Dataset rows
· · ·

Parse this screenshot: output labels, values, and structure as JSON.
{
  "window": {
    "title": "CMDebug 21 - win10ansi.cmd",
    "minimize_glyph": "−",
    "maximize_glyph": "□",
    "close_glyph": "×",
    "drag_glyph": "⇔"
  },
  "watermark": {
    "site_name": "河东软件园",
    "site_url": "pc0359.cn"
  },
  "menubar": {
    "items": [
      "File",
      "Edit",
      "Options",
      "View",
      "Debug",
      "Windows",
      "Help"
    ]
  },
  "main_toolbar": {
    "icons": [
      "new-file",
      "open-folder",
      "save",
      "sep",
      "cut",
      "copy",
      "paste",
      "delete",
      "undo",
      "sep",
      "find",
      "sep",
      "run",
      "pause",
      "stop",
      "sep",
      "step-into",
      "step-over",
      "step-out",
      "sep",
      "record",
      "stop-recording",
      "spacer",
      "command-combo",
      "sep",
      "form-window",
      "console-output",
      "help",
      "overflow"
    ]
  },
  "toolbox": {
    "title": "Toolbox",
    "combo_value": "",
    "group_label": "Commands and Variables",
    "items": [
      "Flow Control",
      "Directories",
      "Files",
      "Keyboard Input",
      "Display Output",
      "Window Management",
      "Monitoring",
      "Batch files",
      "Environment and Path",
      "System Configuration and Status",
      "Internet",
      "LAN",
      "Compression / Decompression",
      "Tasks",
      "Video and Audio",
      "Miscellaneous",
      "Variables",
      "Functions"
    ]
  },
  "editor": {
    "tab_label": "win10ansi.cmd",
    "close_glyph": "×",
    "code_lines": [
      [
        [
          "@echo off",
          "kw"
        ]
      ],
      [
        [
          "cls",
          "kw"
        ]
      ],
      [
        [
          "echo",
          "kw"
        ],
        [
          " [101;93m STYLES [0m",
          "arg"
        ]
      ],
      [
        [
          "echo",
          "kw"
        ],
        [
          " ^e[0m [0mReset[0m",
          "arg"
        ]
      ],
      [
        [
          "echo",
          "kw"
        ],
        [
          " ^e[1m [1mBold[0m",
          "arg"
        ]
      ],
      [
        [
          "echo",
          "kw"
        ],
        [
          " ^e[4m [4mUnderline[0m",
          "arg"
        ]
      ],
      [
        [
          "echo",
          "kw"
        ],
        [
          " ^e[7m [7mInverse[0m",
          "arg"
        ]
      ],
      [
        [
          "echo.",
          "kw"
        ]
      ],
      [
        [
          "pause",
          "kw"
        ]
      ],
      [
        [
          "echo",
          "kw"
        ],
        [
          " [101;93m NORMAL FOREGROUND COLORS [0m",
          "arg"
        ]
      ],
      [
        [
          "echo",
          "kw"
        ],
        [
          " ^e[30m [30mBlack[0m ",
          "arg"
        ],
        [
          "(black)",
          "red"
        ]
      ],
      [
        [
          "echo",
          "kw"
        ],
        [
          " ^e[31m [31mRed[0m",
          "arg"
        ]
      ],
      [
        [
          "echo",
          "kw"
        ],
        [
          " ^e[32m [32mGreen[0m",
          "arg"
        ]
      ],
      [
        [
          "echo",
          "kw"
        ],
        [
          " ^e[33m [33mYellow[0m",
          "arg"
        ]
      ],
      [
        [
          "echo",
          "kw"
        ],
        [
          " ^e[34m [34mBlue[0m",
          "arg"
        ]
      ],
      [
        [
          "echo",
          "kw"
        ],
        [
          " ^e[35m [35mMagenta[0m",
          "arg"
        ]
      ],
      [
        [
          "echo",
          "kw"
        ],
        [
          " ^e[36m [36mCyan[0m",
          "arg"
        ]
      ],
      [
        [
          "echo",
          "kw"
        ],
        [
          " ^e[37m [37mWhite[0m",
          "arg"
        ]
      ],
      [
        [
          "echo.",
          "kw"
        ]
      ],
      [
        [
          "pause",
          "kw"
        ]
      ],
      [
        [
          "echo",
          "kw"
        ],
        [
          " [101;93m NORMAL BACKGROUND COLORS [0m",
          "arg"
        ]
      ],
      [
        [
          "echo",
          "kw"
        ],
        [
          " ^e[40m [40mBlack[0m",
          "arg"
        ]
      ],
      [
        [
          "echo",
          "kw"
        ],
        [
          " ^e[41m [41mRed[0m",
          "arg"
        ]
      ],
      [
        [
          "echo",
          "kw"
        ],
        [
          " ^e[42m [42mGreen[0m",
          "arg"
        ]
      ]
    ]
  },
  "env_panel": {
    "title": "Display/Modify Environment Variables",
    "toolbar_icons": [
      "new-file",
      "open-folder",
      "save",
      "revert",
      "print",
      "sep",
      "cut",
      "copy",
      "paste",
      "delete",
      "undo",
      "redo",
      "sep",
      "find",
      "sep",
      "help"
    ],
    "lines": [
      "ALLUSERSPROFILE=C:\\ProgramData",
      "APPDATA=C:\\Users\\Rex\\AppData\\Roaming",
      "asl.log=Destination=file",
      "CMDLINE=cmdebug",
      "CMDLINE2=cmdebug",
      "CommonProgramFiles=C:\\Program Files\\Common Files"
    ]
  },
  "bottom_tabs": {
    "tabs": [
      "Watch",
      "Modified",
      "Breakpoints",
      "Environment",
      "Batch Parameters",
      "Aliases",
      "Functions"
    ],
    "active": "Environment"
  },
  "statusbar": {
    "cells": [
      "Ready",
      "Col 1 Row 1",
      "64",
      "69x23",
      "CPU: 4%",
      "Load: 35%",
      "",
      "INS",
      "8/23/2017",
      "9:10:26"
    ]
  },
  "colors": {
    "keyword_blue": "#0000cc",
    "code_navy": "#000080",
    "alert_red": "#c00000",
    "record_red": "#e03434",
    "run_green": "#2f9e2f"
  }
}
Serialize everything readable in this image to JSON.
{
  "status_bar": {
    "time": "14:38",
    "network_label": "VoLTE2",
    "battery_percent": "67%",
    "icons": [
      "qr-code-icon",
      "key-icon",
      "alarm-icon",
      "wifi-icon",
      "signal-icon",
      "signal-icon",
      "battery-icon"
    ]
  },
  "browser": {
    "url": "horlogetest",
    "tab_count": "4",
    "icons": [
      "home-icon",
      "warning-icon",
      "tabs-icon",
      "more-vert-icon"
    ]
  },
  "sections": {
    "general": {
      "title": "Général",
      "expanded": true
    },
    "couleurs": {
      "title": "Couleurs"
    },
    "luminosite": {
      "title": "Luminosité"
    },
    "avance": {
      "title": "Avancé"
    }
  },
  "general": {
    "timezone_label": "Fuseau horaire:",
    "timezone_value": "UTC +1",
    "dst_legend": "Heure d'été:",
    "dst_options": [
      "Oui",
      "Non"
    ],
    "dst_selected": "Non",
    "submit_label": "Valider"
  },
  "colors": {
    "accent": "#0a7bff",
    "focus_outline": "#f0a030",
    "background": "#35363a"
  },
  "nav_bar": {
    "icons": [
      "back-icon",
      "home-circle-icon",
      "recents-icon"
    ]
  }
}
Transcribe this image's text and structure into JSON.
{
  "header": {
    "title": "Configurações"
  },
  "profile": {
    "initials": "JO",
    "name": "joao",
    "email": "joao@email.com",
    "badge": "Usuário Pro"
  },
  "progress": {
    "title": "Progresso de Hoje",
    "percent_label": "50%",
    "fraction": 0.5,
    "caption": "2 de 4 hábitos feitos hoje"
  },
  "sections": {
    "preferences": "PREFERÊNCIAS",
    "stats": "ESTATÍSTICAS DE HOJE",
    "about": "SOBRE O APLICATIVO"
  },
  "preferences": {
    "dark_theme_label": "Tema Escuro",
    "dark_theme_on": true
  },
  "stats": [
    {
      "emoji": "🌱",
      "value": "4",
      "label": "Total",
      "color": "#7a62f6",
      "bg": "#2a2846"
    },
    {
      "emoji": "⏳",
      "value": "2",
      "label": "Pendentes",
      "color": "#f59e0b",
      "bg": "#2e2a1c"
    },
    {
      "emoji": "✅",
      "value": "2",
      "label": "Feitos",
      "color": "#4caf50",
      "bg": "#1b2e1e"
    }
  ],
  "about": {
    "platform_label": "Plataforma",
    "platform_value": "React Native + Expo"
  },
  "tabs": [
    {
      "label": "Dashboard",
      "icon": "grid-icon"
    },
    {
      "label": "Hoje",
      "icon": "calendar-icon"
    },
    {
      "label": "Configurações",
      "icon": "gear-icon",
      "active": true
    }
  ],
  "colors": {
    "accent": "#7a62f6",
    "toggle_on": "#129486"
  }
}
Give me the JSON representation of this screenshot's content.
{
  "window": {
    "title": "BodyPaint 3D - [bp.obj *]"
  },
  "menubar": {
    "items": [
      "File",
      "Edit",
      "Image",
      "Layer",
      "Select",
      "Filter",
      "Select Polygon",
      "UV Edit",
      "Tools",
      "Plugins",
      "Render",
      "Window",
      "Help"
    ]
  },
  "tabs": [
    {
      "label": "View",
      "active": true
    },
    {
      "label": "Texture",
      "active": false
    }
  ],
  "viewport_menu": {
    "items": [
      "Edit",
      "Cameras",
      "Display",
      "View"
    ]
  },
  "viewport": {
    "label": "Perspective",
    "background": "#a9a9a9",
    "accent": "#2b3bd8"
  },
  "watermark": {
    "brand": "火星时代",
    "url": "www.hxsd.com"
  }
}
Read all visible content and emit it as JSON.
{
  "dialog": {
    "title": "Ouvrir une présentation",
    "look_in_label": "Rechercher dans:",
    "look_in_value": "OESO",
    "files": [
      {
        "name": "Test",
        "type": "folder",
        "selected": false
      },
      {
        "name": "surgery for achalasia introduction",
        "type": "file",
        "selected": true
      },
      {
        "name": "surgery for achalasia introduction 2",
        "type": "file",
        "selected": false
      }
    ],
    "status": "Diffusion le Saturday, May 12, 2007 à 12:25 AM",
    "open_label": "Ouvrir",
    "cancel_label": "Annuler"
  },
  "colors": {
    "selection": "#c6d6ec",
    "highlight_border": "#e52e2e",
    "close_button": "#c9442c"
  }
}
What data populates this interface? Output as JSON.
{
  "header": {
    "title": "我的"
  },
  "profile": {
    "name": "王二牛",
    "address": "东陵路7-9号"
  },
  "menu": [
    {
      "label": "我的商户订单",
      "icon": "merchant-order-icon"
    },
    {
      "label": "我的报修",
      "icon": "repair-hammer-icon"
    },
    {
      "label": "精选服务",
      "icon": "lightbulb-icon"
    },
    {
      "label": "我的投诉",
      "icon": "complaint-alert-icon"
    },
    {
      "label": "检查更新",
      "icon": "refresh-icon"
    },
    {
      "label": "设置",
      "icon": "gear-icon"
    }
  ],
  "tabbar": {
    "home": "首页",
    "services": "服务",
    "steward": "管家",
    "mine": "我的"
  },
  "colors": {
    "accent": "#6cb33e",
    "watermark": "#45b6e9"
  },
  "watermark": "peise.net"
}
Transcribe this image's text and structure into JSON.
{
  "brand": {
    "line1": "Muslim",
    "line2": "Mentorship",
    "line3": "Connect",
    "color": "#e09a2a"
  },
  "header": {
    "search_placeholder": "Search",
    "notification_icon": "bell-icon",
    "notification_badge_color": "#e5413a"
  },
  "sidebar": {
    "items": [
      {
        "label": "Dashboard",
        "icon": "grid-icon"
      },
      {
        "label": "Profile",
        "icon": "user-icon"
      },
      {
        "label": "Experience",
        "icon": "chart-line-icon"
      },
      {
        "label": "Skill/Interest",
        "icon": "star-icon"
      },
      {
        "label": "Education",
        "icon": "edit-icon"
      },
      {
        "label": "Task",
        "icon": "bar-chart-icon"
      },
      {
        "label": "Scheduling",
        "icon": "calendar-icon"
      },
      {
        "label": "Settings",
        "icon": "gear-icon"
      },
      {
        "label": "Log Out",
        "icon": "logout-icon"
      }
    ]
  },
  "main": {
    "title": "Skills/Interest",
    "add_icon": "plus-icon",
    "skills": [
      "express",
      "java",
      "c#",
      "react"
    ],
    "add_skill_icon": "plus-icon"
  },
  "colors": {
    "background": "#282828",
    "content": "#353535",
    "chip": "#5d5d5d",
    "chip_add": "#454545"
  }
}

· · ·

Exercise objective:
Locate the lines above that contain "active" and copy them.

Solution for this problem:
    "active": "Environment"
      "active": true
      "active": true
      "active": false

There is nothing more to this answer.